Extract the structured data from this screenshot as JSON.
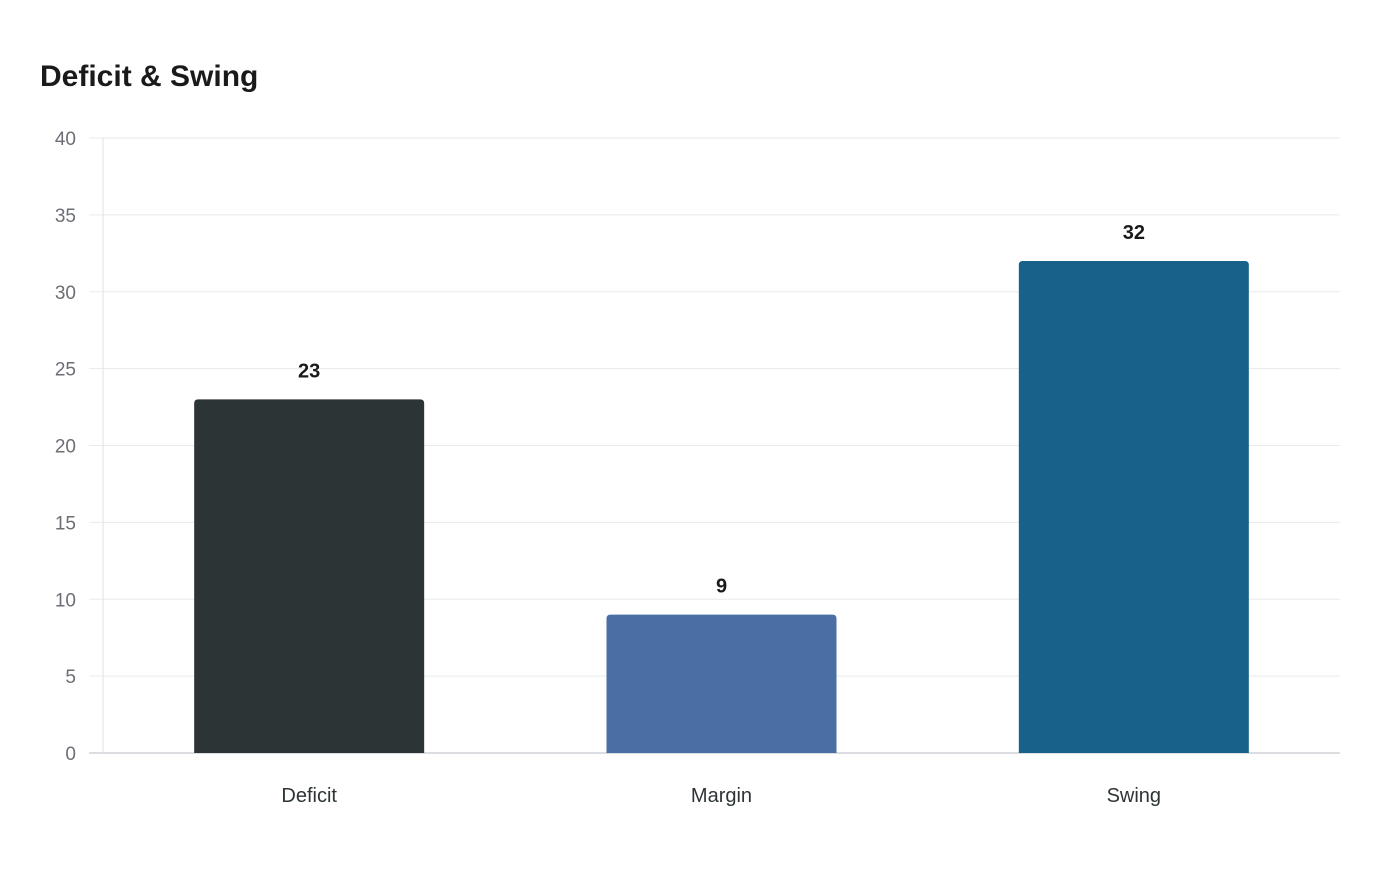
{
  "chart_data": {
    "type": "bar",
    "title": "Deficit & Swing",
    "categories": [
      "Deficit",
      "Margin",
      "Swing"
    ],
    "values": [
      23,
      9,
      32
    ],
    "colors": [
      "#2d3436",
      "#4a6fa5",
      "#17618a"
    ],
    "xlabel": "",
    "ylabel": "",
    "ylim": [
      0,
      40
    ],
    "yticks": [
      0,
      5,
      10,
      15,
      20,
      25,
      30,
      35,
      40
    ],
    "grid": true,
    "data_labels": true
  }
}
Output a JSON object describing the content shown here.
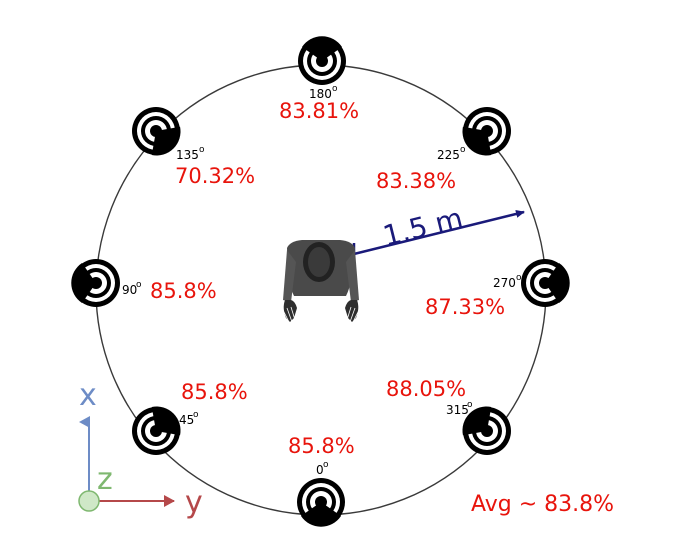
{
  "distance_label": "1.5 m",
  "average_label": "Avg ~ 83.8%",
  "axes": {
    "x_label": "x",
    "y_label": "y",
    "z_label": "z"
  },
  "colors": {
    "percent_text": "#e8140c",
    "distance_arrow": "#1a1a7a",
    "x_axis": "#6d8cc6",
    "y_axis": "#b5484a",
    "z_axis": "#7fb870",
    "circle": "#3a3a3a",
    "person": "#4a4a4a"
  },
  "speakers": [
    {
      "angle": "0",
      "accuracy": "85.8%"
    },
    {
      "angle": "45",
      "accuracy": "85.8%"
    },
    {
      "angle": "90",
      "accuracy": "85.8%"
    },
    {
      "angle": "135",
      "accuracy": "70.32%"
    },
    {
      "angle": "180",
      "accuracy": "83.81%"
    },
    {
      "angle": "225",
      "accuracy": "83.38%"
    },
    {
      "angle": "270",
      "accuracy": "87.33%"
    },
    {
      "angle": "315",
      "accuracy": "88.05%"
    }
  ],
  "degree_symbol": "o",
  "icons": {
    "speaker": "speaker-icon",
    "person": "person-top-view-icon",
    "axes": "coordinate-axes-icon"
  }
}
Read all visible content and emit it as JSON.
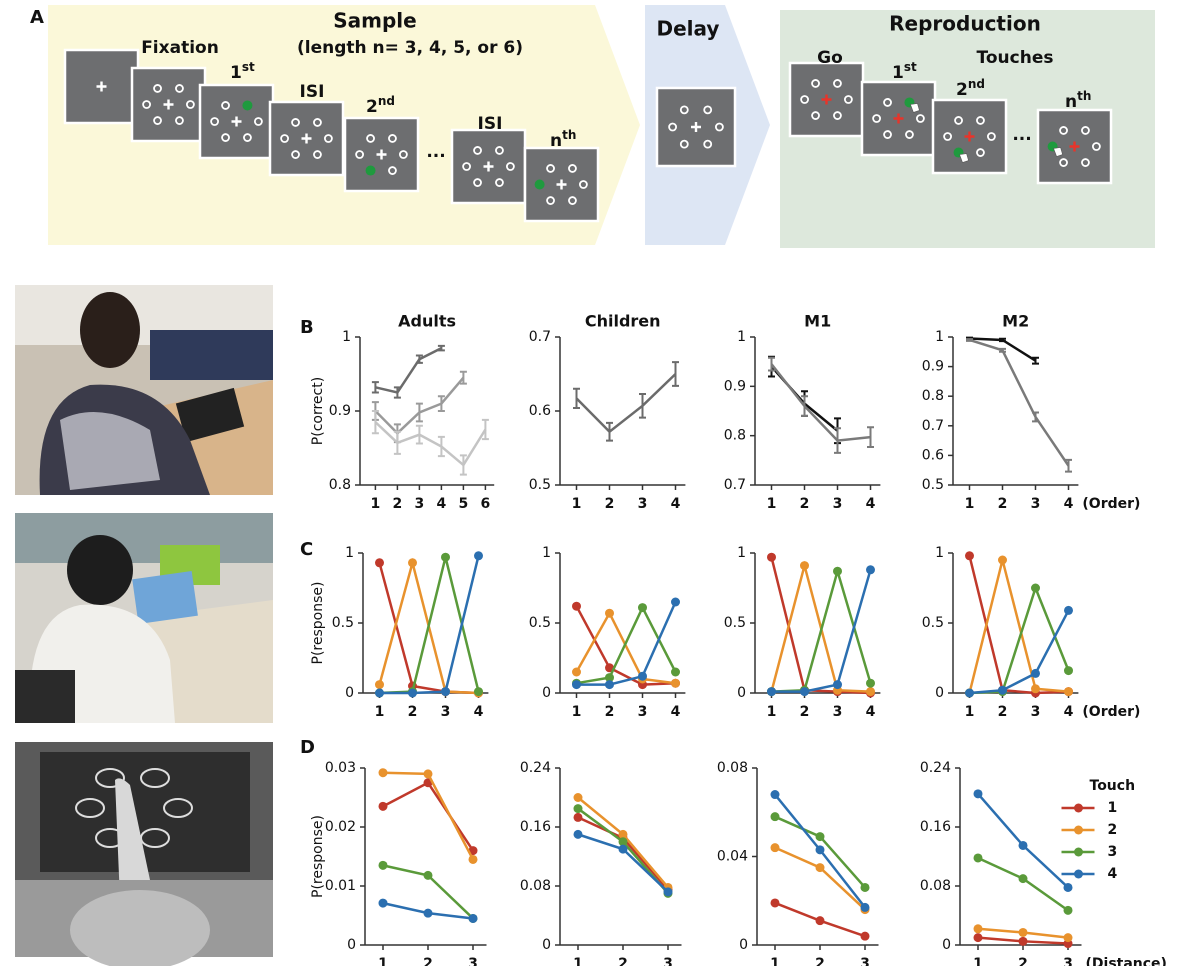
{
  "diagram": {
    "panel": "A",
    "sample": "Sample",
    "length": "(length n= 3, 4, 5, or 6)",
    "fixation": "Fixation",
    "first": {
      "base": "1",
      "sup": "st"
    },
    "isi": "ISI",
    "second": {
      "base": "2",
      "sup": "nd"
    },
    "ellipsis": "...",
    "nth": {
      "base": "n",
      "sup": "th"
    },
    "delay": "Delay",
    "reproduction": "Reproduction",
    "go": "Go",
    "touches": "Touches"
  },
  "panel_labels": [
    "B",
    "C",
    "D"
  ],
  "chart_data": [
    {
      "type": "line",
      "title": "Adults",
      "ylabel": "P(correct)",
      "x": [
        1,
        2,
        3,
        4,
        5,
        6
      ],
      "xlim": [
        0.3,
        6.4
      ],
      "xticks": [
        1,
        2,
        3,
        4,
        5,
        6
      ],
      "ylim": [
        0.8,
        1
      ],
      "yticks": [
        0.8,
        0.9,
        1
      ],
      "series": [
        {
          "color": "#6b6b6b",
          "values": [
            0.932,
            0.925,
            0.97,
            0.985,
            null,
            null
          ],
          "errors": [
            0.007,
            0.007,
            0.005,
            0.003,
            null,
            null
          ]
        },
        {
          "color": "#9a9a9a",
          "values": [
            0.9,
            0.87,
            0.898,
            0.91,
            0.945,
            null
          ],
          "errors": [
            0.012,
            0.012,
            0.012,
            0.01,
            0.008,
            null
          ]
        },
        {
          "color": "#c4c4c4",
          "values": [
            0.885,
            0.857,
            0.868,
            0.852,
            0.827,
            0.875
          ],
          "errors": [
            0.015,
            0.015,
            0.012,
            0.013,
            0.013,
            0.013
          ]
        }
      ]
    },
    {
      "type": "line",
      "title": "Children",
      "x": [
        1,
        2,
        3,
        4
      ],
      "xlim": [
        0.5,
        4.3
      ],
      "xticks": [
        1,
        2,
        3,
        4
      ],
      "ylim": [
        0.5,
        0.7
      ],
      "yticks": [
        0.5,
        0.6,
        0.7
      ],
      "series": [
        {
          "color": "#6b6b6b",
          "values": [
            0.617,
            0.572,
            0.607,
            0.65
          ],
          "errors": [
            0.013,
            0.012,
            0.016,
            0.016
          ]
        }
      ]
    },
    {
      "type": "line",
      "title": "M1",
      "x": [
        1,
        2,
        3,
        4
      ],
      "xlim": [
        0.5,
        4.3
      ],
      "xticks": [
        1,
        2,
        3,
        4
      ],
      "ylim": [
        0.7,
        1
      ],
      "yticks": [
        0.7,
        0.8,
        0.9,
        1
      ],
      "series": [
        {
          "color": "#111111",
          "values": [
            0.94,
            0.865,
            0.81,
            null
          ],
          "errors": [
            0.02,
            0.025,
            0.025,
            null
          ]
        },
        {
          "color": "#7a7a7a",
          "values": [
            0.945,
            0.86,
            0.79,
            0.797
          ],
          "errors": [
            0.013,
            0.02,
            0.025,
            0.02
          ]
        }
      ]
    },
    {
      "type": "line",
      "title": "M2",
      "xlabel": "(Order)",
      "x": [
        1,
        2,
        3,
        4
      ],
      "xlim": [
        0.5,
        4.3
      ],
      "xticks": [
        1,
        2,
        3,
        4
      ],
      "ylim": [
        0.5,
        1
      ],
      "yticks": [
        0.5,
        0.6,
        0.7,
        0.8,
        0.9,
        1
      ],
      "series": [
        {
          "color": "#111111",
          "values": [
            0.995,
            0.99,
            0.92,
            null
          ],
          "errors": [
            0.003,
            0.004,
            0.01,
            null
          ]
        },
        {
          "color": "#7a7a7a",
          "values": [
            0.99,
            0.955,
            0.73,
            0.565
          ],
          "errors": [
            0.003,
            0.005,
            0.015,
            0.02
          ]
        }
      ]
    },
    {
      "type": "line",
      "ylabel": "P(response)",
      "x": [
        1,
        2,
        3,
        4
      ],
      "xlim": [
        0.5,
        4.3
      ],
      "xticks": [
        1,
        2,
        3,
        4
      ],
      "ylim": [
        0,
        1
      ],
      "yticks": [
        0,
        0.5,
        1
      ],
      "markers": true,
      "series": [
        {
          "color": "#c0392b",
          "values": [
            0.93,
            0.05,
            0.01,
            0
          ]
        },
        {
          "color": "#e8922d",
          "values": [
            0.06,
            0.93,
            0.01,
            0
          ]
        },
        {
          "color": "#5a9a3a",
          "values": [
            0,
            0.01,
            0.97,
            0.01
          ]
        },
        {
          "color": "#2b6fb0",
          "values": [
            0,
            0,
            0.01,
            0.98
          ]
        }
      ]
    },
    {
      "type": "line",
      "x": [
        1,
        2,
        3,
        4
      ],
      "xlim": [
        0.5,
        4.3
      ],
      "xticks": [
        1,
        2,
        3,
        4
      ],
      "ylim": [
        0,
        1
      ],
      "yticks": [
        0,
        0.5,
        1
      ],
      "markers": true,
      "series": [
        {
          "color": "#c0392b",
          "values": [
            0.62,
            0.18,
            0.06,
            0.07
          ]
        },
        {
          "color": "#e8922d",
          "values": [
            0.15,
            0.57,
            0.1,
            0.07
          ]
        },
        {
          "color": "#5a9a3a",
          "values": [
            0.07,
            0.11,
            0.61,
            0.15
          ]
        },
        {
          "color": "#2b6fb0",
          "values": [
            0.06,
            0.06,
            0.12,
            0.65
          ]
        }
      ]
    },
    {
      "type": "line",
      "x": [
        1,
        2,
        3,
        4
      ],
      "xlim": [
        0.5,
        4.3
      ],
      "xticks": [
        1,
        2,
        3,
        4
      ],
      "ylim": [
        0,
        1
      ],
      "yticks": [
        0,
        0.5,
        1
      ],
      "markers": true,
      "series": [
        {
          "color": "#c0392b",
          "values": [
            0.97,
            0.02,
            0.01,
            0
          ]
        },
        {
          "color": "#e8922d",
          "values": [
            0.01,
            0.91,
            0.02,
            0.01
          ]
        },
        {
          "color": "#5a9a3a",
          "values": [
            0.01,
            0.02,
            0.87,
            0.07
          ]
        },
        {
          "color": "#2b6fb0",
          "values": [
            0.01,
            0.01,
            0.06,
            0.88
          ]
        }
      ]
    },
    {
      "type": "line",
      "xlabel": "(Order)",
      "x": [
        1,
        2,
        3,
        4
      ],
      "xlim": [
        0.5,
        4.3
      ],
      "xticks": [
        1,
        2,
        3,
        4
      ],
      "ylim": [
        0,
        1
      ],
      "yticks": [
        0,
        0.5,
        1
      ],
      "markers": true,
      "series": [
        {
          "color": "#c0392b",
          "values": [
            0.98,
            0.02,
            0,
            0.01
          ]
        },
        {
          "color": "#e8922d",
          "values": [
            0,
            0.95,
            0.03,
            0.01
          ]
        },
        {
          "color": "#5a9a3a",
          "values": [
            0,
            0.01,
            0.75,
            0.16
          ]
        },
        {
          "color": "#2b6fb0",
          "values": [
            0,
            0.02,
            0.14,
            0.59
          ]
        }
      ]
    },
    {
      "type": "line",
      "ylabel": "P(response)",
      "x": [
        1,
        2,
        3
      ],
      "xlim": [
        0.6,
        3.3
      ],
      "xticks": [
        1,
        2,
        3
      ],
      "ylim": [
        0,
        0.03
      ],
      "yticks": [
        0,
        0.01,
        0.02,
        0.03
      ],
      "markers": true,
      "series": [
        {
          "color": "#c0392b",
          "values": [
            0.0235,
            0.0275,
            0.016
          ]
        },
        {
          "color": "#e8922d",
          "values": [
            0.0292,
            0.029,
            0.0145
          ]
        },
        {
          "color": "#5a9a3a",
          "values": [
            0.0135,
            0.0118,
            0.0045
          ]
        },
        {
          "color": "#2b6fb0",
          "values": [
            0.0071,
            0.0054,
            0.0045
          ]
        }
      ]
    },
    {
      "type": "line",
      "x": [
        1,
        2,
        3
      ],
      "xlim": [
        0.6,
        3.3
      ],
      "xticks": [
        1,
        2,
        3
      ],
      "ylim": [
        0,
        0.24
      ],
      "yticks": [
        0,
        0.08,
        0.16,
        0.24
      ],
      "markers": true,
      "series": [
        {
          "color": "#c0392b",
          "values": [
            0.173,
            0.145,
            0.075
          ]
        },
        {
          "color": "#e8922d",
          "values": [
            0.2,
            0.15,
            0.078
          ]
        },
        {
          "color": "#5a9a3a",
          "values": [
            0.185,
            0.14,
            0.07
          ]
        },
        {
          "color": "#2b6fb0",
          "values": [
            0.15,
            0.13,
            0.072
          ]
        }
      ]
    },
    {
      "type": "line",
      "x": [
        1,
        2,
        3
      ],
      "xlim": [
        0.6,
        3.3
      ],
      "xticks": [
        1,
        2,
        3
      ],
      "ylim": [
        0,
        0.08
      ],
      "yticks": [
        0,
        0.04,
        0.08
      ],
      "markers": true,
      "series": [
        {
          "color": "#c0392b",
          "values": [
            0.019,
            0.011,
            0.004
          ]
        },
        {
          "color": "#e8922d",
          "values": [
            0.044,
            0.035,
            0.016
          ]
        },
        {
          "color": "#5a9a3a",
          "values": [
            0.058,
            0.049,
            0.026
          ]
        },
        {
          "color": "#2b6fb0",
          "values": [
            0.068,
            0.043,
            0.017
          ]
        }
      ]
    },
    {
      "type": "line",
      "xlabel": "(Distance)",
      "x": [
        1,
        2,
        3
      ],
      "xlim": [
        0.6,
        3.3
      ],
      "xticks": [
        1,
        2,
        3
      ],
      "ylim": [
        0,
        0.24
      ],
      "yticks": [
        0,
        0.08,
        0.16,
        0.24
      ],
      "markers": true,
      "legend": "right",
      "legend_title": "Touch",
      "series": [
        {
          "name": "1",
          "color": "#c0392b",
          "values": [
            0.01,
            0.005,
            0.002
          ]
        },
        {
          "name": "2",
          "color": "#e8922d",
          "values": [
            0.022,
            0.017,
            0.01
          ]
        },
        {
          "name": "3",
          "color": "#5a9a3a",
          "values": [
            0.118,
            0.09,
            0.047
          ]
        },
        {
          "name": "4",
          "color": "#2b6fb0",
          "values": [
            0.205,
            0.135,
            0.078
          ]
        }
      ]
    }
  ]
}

■ ■ ■

GIVEN REQUEST:
Extract each line holding the word "content" from the records.

TASK ANSWER:
Output a JSON object describing the content shown here.
Read all visible content and emit it as JSON.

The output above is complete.